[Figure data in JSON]
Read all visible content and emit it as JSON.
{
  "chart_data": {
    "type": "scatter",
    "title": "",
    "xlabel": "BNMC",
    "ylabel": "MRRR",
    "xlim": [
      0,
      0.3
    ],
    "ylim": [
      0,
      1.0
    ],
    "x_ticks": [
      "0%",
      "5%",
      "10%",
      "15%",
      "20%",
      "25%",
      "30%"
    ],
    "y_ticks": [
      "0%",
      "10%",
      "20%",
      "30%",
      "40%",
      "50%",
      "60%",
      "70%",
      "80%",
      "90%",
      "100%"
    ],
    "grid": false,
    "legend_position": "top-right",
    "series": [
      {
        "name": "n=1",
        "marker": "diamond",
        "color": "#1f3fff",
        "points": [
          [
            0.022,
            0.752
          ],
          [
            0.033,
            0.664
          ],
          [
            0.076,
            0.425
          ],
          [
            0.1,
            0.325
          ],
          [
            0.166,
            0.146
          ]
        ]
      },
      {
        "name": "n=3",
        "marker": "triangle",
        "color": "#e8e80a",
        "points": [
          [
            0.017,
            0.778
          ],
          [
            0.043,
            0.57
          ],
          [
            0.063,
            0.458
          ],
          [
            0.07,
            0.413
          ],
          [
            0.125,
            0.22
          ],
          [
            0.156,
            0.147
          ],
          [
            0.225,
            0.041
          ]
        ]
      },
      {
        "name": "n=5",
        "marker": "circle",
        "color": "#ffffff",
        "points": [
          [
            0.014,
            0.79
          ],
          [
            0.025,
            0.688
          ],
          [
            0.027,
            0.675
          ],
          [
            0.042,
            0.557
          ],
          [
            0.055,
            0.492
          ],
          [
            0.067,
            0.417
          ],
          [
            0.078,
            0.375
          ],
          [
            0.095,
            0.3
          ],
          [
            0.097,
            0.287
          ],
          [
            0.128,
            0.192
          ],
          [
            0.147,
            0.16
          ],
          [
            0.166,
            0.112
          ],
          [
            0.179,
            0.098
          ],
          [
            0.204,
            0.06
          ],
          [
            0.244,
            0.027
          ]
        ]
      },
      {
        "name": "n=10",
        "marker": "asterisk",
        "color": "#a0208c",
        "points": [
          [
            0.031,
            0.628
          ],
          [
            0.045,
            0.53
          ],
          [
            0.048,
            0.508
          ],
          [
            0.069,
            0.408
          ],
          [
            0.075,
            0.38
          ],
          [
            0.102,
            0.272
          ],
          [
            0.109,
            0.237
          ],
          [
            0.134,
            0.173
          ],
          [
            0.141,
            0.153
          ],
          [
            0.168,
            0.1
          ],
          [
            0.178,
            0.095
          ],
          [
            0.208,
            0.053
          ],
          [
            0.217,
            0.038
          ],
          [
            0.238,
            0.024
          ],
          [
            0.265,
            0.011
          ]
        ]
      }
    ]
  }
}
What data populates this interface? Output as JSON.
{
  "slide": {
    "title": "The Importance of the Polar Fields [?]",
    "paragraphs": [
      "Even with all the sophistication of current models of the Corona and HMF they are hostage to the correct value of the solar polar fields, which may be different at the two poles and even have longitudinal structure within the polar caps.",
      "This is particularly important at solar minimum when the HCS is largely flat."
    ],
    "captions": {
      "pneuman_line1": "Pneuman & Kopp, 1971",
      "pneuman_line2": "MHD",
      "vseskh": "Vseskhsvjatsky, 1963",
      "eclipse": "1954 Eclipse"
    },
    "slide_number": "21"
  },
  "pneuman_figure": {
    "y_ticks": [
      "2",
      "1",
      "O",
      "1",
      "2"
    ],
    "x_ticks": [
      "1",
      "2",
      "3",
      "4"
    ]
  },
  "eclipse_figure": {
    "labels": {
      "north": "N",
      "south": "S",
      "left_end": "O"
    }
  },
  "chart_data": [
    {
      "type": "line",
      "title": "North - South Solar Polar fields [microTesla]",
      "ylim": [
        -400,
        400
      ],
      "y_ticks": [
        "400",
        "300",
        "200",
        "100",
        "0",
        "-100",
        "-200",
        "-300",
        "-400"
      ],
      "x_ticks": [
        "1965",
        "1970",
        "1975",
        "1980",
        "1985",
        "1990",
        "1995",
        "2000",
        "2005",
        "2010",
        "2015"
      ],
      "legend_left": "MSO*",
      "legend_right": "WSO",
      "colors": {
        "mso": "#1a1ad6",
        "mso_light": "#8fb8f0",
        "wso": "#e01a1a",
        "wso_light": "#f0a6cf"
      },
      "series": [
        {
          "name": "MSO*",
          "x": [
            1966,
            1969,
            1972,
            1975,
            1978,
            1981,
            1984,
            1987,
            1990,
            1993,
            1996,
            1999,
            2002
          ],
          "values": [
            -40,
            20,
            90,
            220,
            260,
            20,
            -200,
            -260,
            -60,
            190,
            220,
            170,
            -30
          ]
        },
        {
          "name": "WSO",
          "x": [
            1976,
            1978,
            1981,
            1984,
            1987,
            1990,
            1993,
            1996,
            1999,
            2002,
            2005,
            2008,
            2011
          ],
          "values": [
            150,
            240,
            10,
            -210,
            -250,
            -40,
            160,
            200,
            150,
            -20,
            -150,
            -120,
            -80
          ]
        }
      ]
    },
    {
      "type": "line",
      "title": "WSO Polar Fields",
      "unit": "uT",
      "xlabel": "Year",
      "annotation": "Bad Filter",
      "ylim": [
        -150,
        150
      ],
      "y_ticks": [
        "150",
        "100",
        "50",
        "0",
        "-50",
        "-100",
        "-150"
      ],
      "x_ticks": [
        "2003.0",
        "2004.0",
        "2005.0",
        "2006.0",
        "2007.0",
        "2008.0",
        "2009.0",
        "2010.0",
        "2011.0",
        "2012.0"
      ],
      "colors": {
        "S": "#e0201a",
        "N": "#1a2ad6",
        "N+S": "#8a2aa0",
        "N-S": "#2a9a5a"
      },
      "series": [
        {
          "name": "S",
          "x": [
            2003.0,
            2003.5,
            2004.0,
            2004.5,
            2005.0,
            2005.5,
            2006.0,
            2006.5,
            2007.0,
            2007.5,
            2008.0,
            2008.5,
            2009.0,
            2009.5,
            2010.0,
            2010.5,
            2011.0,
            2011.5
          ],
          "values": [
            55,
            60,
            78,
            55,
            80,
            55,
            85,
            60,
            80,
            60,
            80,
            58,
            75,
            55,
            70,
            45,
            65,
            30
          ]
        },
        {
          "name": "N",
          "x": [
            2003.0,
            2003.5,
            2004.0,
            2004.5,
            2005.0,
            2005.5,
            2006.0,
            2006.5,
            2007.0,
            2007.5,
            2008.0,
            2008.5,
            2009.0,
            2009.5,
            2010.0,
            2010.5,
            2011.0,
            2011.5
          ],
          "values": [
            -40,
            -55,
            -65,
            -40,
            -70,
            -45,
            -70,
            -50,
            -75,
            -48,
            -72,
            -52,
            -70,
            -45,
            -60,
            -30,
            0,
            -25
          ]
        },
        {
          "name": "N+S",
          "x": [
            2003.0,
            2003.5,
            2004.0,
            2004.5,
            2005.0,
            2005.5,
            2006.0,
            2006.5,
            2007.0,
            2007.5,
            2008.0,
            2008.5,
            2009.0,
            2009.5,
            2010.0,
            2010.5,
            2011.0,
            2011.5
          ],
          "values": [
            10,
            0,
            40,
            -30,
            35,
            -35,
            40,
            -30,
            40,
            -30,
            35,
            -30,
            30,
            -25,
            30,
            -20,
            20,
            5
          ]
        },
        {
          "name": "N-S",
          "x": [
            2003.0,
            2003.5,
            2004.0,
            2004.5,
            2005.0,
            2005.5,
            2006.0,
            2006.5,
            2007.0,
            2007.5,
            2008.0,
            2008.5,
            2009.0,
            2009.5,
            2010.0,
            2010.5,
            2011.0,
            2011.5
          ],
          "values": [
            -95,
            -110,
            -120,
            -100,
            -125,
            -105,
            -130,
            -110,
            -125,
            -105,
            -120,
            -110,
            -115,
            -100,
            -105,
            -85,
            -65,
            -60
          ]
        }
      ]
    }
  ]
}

DIRECTION:
State how many lines of the records hold the string "name", and nothing else.

SOLVED PROBLEM:
10